## Document excerpt
Friday, October 12, 2012

Sexuality and Place: Part I, an Introduction

In 5 Sections


  • Introduction
  • Atmosphere
  • Population
  • Politics
  • Safety and Welfare


Many lenses have been used to address sexuality, considering economics, race, and gender to meta-topics such as privilege and power. The purpose of this essay is to propose a framework for dissecting the relationship between sexuality and place. The essay is intended to be a flexible, evolving document open to reevaluation and revision. As a short, introductory essay, this will serve to propose the main topics for discussions of place and how they are also important headings for evaluating sexuality. As an introduction, this essay assumes that a link between sexuality and place can and will be explored more critically in the adjoining string of essays as well as by other writers interested in this project.

Atmosphere

Place cannot exist without atmosphere, which includes the basic ideas of geography and environment. Certainly in looking towards a future with impending environmental disasters, difficulties providing clean water and overpopulation make geography and environment among the most important problems facing the global community. The intersection of sexuality and atmosphere as an aspect of space holds the potential to confront these problems head-on.

Geography here refers to where a population is located. In it I include borders (natural and otherwise), access to bodies of water, geographic isolation or accessibility for movement/travel/migration, population density, micro geography (city planning, communality, accessibility, infrastructure), rurality and urbanity, forms of transportation and their availability, period of consecutive habitation, and perhaps many I have overlooked. The construction of a sexuality is directly shaped by the movement of people. The ability to move populations of people, move amongst populations and restrictions upon movement all impact potential for sexual diversity. Geography also directly impacts issues of reproduction where population density and access to resources are concerned. Without including the impact of geography, there is no place for understanding sexuality in this framework.

As briefly mentioned before, the environment a crucial factor in imagining the sustainability of our future. So too, I believe that the environment is important for considering the formation of and future of sexuality. By environment I am referring to the natural endowments of place. These include weather, soil quality, water quality (and again I include access to bodies of water), habitats, ecosystems, altitude, environmental impact from human populations, environmental impact from natural disasters, native and invasive species, air quality, temperateness, the impact of global climate change and population-level responses to environmental challenges. No list of environmental concerns can be complete. When issues of sexuality are intersected with environment, an interesting interplay of sexual ethics with regards to environmental ethics opens a dialogue I am excited to flush out in depth. It might also be interesting to look at environmental quality and sexual health or look at aligning a sexual politics with an environmental politics. As an actively evolving discourse, environmental issues may well be the principle concern for the future discourse on sexuality.

Population

Population is a very complicated framework mostly because it is very difficult to capture an accurate picture of any population, past or present. A census records numerical information and allows for the identification of trends, however it is difficult if not impossible to spot trends in cultural attitudes, hopes, aspirations and desires of a population. Further difficulties arise when addressing sexuality, as many populations discourage by cultural self-policing open conversations on sexuality. As it is often reflects the most privately held aspects of a populations, when sexuality is discussed it is subject to exaggeration, the dissemination of erroneous information, omission for modesty, caricature, stereotype, aggressive prohibition or utter denial. In short, it is difficult to learn anything about sexuality on a population level. This being said, I think it is somewhat possible to discuss sexuality in a population in the following frameworks: density, culture and diversity.

## Entries shown
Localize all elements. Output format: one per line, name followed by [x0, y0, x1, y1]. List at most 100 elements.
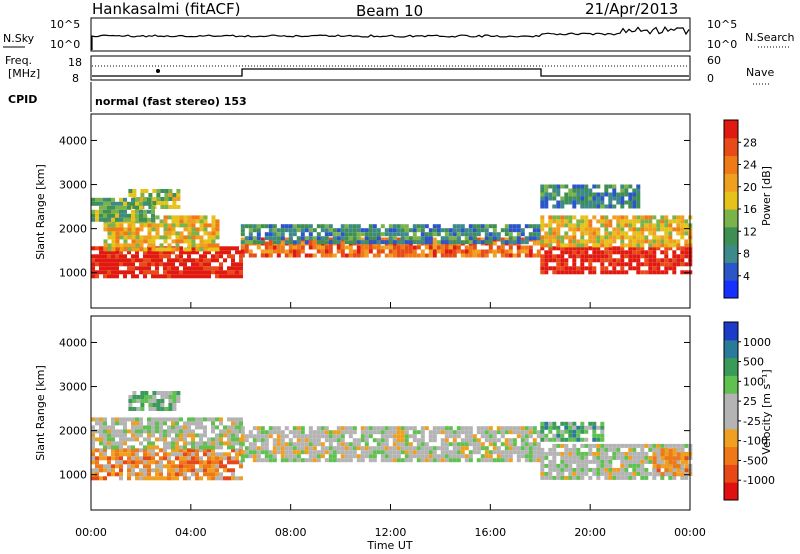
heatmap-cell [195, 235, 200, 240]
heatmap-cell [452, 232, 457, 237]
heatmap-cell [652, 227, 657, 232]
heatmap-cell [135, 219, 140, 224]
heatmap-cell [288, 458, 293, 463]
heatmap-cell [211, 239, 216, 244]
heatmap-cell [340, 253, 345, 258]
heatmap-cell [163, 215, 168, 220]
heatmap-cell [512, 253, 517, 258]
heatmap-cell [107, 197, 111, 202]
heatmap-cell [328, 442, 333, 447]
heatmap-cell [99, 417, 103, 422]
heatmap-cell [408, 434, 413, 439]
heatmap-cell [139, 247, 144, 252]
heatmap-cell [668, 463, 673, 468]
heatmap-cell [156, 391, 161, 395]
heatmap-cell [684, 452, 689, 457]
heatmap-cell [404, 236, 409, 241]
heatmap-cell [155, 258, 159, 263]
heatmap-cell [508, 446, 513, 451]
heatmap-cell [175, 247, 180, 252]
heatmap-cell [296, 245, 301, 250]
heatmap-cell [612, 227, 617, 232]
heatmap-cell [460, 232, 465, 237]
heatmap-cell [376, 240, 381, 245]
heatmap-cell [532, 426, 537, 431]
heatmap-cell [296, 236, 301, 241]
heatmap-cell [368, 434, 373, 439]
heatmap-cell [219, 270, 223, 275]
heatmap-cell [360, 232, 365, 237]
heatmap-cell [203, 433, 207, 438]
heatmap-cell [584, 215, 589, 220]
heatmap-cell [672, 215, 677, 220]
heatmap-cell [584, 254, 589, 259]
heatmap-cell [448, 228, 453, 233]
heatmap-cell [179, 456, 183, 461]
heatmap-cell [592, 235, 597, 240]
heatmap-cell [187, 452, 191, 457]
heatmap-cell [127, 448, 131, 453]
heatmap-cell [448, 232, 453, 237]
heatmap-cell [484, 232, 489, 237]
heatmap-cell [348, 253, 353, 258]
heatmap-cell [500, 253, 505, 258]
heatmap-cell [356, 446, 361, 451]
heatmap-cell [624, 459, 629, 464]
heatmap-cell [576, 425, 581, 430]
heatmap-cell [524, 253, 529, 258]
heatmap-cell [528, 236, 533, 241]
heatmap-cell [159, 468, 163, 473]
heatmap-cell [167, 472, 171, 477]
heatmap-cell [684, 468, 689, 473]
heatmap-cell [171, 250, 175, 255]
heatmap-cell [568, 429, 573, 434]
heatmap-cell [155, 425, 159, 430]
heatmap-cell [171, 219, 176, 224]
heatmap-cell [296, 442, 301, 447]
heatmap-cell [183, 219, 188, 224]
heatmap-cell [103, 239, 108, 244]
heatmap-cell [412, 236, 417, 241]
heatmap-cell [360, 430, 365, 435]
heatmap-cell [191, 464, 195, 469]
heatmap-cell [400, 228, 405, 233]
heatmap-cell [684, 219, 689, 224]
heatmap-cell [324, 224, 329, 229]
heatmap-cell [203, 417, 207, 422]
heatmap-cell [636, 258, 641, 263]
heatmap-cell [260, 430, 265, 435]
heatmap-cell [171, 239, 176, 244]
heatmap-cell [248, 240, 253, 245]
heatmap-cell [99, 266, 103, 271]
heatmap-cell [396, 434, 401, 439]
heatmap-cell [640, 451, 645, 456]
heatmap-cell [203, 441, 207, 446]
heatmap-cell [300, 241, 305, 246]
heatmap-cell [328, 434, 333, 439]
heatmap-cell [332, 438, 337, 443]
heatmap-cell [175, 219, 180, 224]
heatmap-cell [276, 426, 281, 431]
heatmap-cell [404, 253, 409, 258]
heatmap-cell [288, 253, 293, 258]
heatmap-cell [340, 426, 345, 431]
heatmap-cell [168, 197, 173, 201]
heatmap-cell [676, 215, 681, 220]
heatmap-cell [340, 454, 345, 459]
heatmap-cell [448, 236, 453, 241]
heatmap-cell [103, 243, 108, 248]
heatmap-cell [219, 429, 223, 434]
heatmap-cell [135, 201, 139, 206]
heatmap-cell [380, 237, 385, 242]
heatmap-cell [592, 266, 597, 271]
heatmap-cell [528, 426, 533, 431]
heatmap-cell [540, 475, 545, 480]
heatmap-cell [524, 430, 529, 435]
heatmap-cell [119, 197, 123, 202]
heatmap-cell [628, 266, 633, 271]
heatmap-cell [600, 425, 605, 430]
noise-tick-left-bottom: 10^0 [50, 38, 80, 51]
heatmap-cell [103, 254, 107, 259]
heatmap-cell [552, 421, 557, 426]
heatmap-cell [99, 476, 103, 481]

## Parts of the exercise
1. List the section names that the essay on sexuality and place gives in its "In 5 Sections" outline.
2. Render this sentence from the essay on sexuality and place in Spanish: "The construction of a sexuality is directly shaped by the movement of people."

## Responses by task
1.
- Introduction
- Atmosphere
- Population
- Politics
- Safety and Welfare

2. La construcción de una sexualidad está moldeada directamente por el movimiento de las personas.